What is being asked -> From the entries below, gather each line containing the word "числе".

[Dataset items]
-- BEGIN --
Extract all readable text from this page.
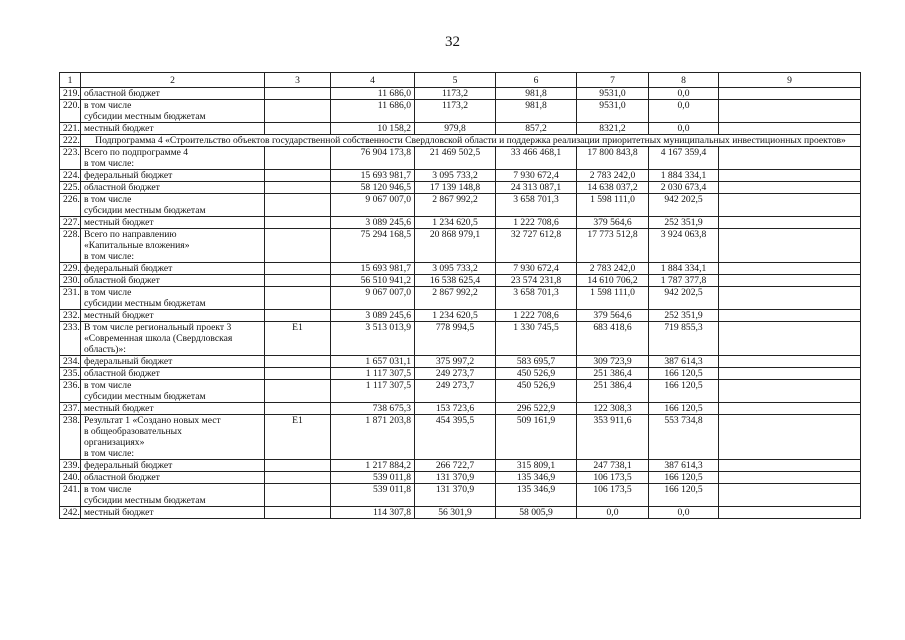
32
1	2	3	4	5	6	7	8	9
219.	областной бюджет		11 686,0	1173,2	981,8	9531,0	0,0	
220.	в том числе
субсидии местным бюджетам		11 686,0	1173,2	981,8	9531,0	0,0	
221.	местный бюджет		10 158,2	979,8	857,2	8321,2	0,0	
222.	Подпрограмма 4 «Строительство объектов государственной собственности Свердловской области и поддержка реализации приоритетных муниципальных инвестиционных проектов»							
223.	Всего по подпрограмме 4
в том числе:		76 904 173,8	21 469 502,5	33 466 468,1	17 800 843,8	4 167 359,4	
224.	федеральный бюджет		15 693 981,7	3 095 733,2	7 930 672,4	2 783 242,0	1 884 334,1	
225.	областной бюджет		58 120 946,5	17 139 148,8	24 313 087,1	14 638 037,2	2 030 673,4	
226.	в том числе
субсидии местным бюджетам		9 067 007,0	2 867 992,2	3 658 701,3	1 598 111,0	942 202,5	
227.	местный бюджет		3 089 245,6	1 234 620,5	1 222 708,6	379 564,6	252 351,9	
228.	Всего по направлению
«Капитальные вложения»
в том числе:		75 294 168,5	20 868 979,1	32 727 612,8	17 773 512,8	3 924 063,8	
229.	федеральный бюджет		15 693 981,7	3 095 733,2	7 930 672,4	2 783 242,0	1 884 334,1	
230.	областной бюджет		56 510 941,2	16 538 625,4	23 574 231,8	14 610 706,2	1 787 377,8	
231.	в том числе
субсидии местным бюджетам		9 067 007,0	2 867 992,2	3 658 701,3	1 598 111,0	942 202,5	
232.	местный бюджет		3 089 245,6	1 234 620,5	1 222 708,6	379 564,6	252 351,9	
233.	В том числе региональный проект 3
«Современная школа (Свердловская
область)»:	Е1	3 513 013,9	778 994,5	1 330 745,5	683 418,6	719 855,3	
234.	федеральный бюджет		1 657 031,1	375 997,2	583 695,7	309 723,9	387 614,3	
235.	областной бюджет		1 117 307,5	249 273,7	450 526,9	251 386,4	166 120,5	
236.	в том числе
субсидии местным бюджетам		1 117 307,5	249 273,7	450 526,9	251 386,4	166 120,5	
237.	местный бюджет		738 675,3	153 723,6	296 522,9	122 308,3	166 120,5	
238.	Результат 1 «Создано новых мест
в общеобразовательных
организациях»
в том числе:	Е1	1 871 203,8	454 395,5	509 161,9	353 911,6	553 734,8	
239.	федеральный бюджет		1 217 884,2	266 722,7	315 809,1	247 738,1	387 614,3	
240.	областной бюджет		539 011,8	131 370,9	135 346,9	106 173,5	166 120,5	
241.	в том числе
субсидии местным бюджетам		539 011,8	131 370,9	135 346,9	106 173,5	166 120,5	
242.	местный бюджет		114 307,8	56 301,9	58 005,9	0,0	0,0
-- END --
Completed task ->
220.	в том числе
в том числе:		76 904 173,8	21 469 502,5	33 466 468,1	17 800 843,8	4 167 359,4	
226.	в том числе
в том числе:		75 294 168,5	20 868 979,1	32 727 612,8	17 773 512,8	3 924 063,8	
231.	в том числе
233.	В том числе региональный проект 3
236.	в том числе
в том числе:	Е1	1 871 203,8	454 395,5	509 161,9	353 911,6	553 734,8	
241.	в том числе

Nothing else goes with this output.